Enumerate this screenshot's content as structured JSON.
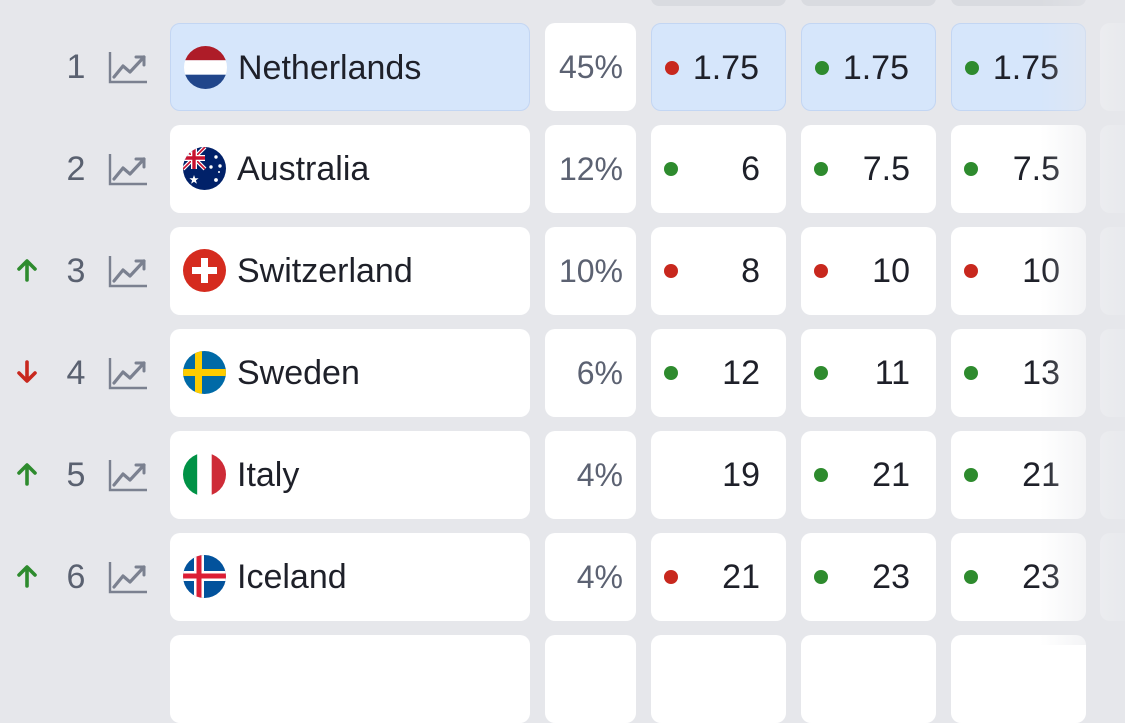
{
  "colors": {
    "up": "#2e8b2e",
    "down": "#c8281e",
    "dot_green": "#2e8b2e",
    "dot_red": "#c8281e",
    "highlight": "#d6e6fb"
  },
  "icons": {
    "row_chart": "trend-chart-icon",
    "up": "arrow-up-icon",
    "down": "arrow-down-icon"
  },
  "rows": [
    {
      "rank": "1",
      "trend": "none",
      "country": "Netherlands",
      "flag": "netherlands-flag-icon",
      "pct": "45%",
      "highlighted": true,
      "odds": [
        {
          "value": "1.75",
          "dot": "red"
        },
        {
          "value": "1.75",
          "dot": "green"
        },
        {
          "value": "1.75",
          "dot": "green"
        }
      ]
    },
    {
      "rank": "2",
      "trend": "none",
      "country": "Australia",
      "flag": "australia-flag-icon",
      "pct": "12%",
      "highlighted": false,
      "odds": [
        {
          "value": "6",
          "dot": "green"
        },
        {
          "value": "7.5",
          "dot": "green"
        },
        {
          "value": "7.5",
          "dot": "green"
        }
      ]
    },
    {
      "rank": "3",
      "trend": "up",
      "country": "Switzerland",
      "flag": "switzerland-flag-icon",
      "pct": "10%",
      "highlighted": false,
      "odds": [
        {
          "value": "8",
          "dot": "red"
        },
        {
          "value": "10",
          "dot": "red"
        },
        {
          "value": "10",
          "dot": "red"
        }
      ]
    },
    {
      "rank": "4",
      "trend": "down",
      "country": "Sweden",
      "flag": "sweden-flag-icon",
      "pct": "6%",
      "highlighted": false,
      "odds": [
        {
          "value": "12",
          "dot": "green"
        },
        {
          "value": "11",
          "dot": "green"
        },
        {
          "value": "13",
          "dot": "green"
        }
      ]
    },
    {
      "rank": "5",
      "trend": "up",
      "country": "Italy",
      "flag": "italy-flag-icon",
      "pct": "4%",
      "highlighted": false,
      "odds": [
        {
          "value": "19",
          "dot": "none"
        },
        {
          "value": "21",
          "dot": "green"
        },
        {
          "value": "21",
          "dot": "green"
        }
      ]
    },
    {
      "rank": "6",
      "trend": "up",
      "country": "Iceland",
      "flag": "iceland-flag-icon",
      "pct": "4%",
      "highlighted": false,
      "odds": [
        {
          "value": "21",
          "dot": "red"
        },
        {
          "value": "23",
          "dot": "green"
        },
        {
          "value": "23",
          "dot": "green"
        }
      ]
    }
  ]
}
====================
-- WRITTEN TASK --
Every line in the data above that contains "arrow" needs to be copied.

-- TASK RESULT --
    "up": "arrow-up-icon",
    "down": "arrow-down-icon"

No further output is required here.